An exact copy of the records is required, minus the pictures they hold.

Extracted material>
>> Start

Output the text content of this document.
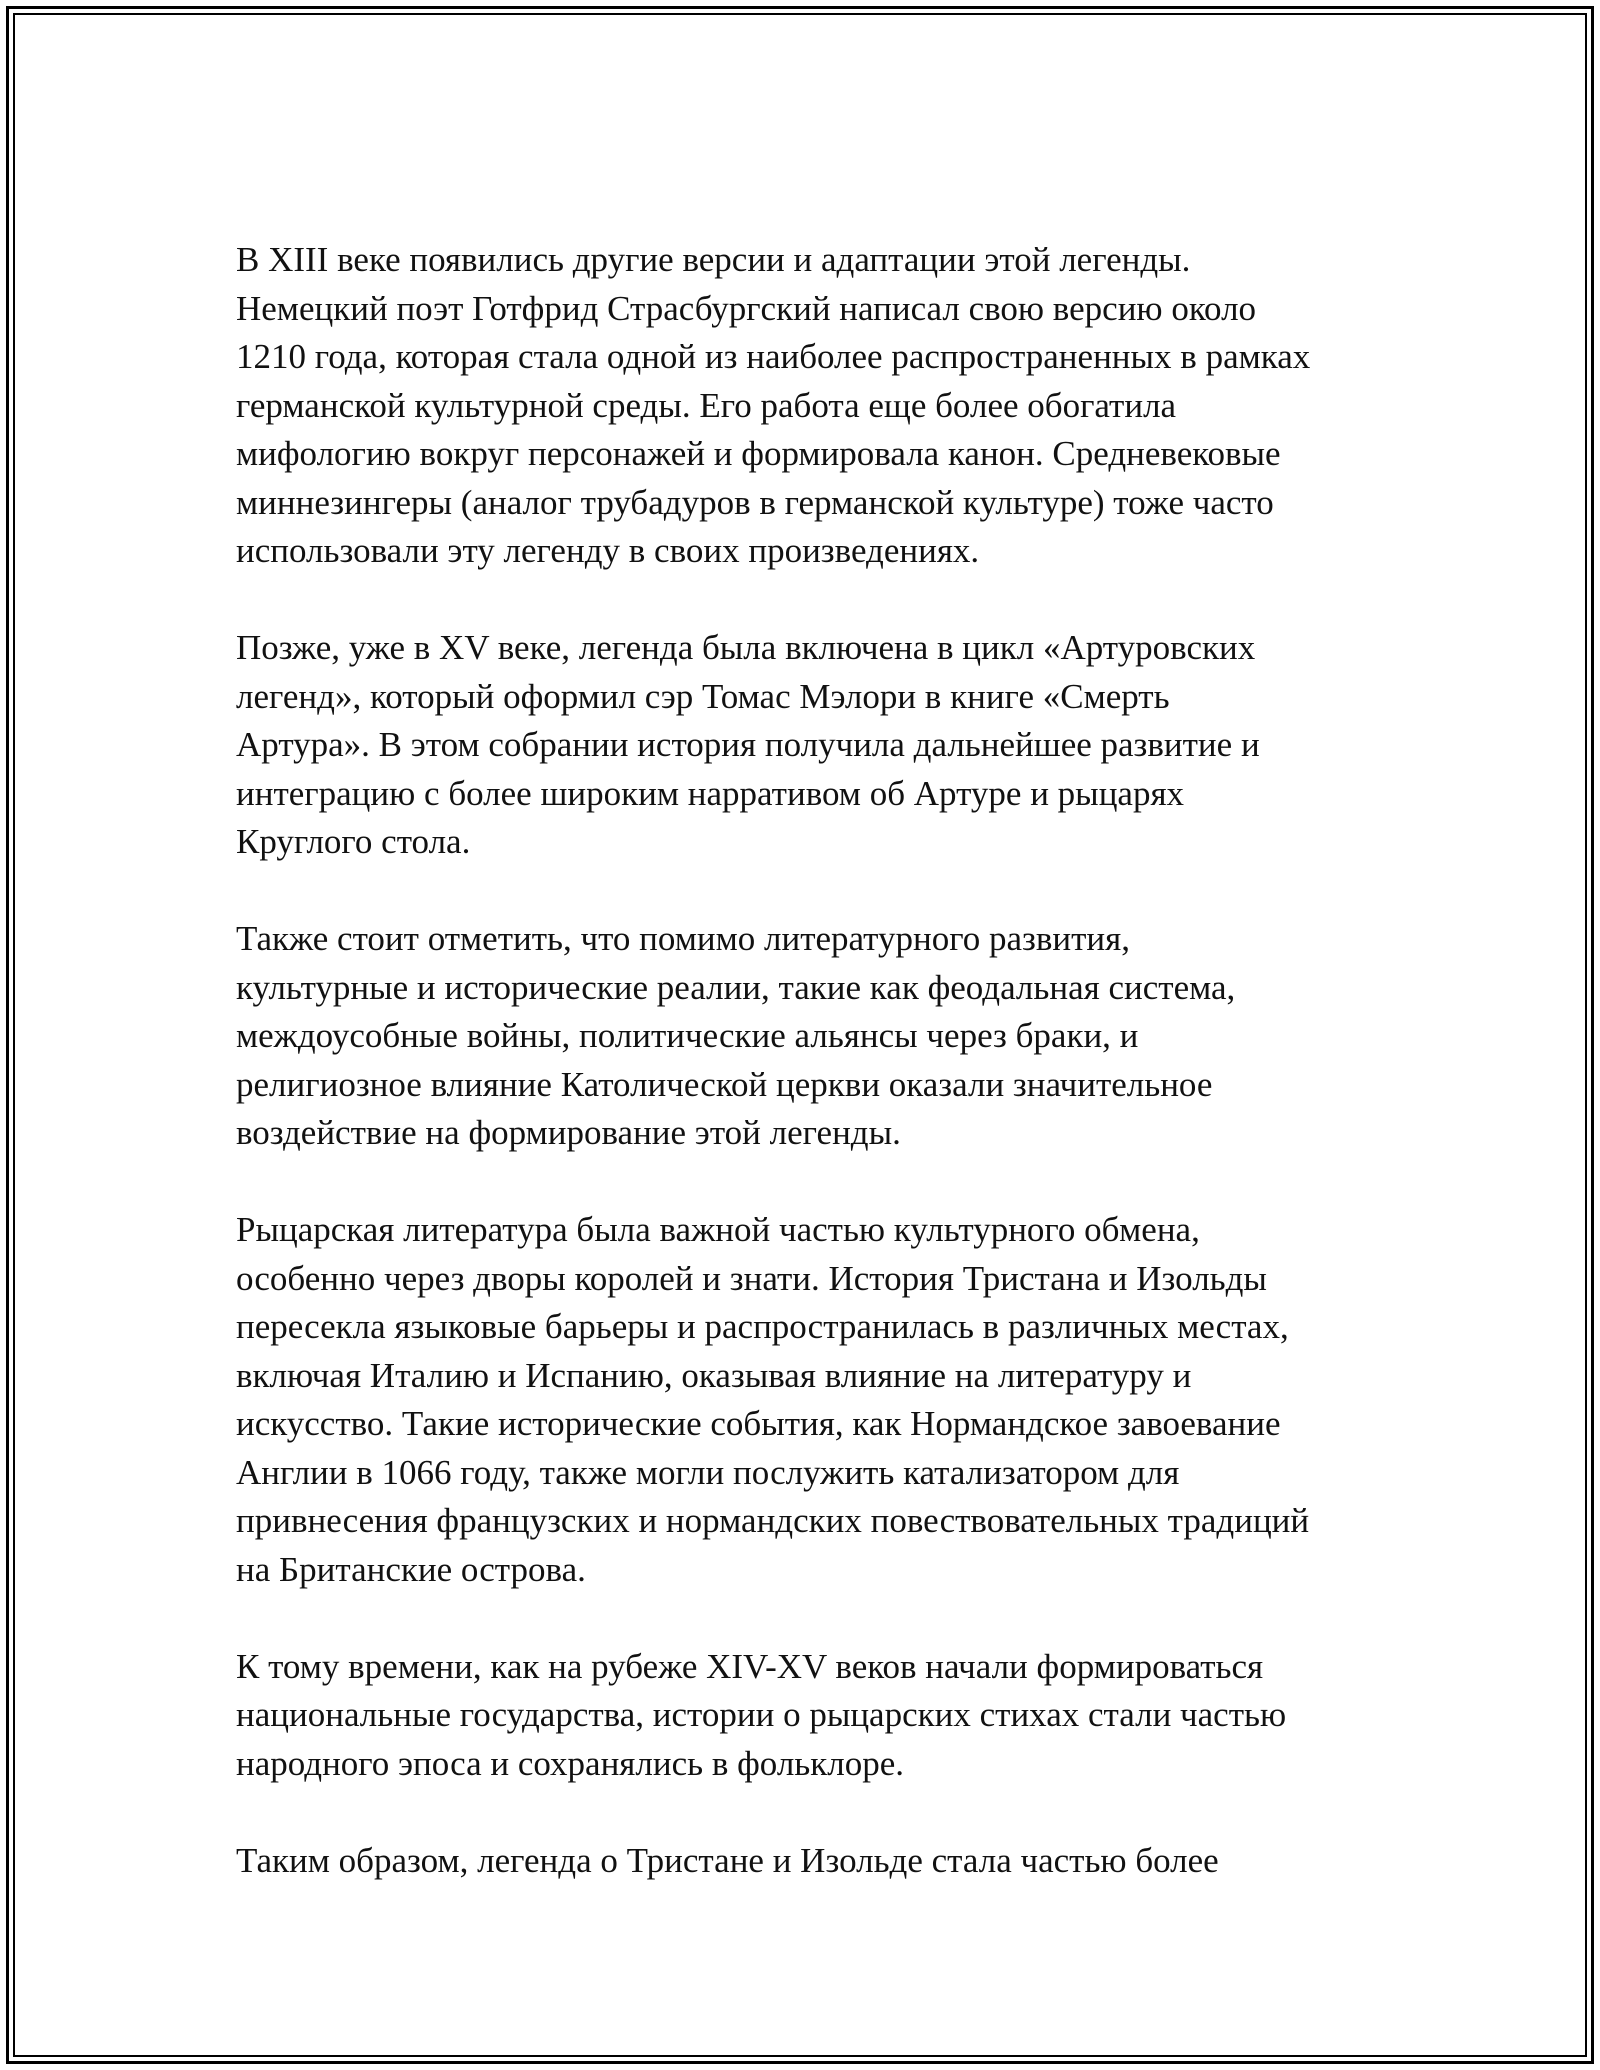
В XIII веке появились другие версии и адаптации этой легенды.
Немецкий поэт Готфрид Страсбургский написал свою версию около
1210 года, которая стала одной из наиболее распространенных в рамках
германской культурной среды. Его работа еще более обогатила
мифологию вокруг персонажей и формировала канон. Средневековые
миннезингеры (аналог трубадуров в германской культуре) тоже часто
использовали эту легенду в своих произведениях.

Позже, уже в XV веке, легенда была включена в цикл «Артуровских
легенд», который оформил сэр Томас Мэлори в книге «Смерть
Артура». В этом собрании история получила дальнейшее развитие и
интеграцию с более широким нарративом об Артуре и рыцарях
Круглого стола.

Также стоит отметить, что помимо литературного развития,
культурные и исторические реалии, такие как феодальная система,
междоусобные войны, политические альянсы через браки, и
религиозное влияние Католической церкви оказали значительное
воздействие на формирование этой легенды.

Рыцарская литература была важной частью культурного обмена,
особенно через дворы королей и знати. История Тристана и Изольды
пересекла языковые барьеры и распространилась в различных местах,
включая Италию и Испанию, оказывая влияние на литературу и
искусство. Такие исторические события, как Нормандское завоевание
Англии в 1066 году, также могли послужить катализатором для
привнесения французских и нормандских повествовательных традиций
на Британские острова.

К тому времени, как на рубеже XIV-XV веков начали формироваться
национальные государства, истории о рыцарских стихах стали частью
народного эпоса и сохранялись в фольклоре.

Таким образом, легенда о Тристане и Изольде стала частью более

>> End

Result of the exercise>
Output the text content of this document.
В XIII веке появились другие версии и адаптации этой легенды.
Немецкий поэт Готфрид Страсбургский написал свою версию около
1210 года, которая стала одной из наиболее распространенных в рамках
германской культурной среды. Его работа еще более обогатила
мифологию вокруг персонажей и формировала канон. Средневековые
миннезингеры (аналог трубадуров в германской культуре) тоже часто
использовали эту легенду в своих произведениях.

Позже, уже в XV веке, легенда была включена в цикл «Артуровских
легенд», который оформил сэр Томас Мэлори в книге «Смерть
Артура». В этом собрании история получила дальнейшее развитие и
интеграцию с более широким нарративом об Артуре и рыцарях
Круглого стола.

Также стоит отметить, что помимо литературного развития,
культурные и исторические реалии, такие как феодальная система,
междоусобные войны, политические альянсы через браки, и
религиозное влияние Католической церкви оказали значительное
воздействие на формирование этой легенды.

Рыцарская литература была важной частью культурного обмена,
особенно через дворы королей и знати. История Тристана и Изольды
пересекла языковые барьеры и распространилась в различных местах,
включая Италию и Испанию, оказывая влияние на литературу и
искусство. Такие исторические события, как Нормандское завоевание
Англии в 1066 году, также могли послужить катализатором для
привнесения французских и нормандских повествовательных традиций
на Британские острова.

К тому времени, как на рубеже XIV-XV веков начали формироваться
национальные государства, истории о рыцарских стихах стали частью
народного эпоса и сохранялись в фольклоре.

Таким образом, легенда о Тристане и Изольде стала частью более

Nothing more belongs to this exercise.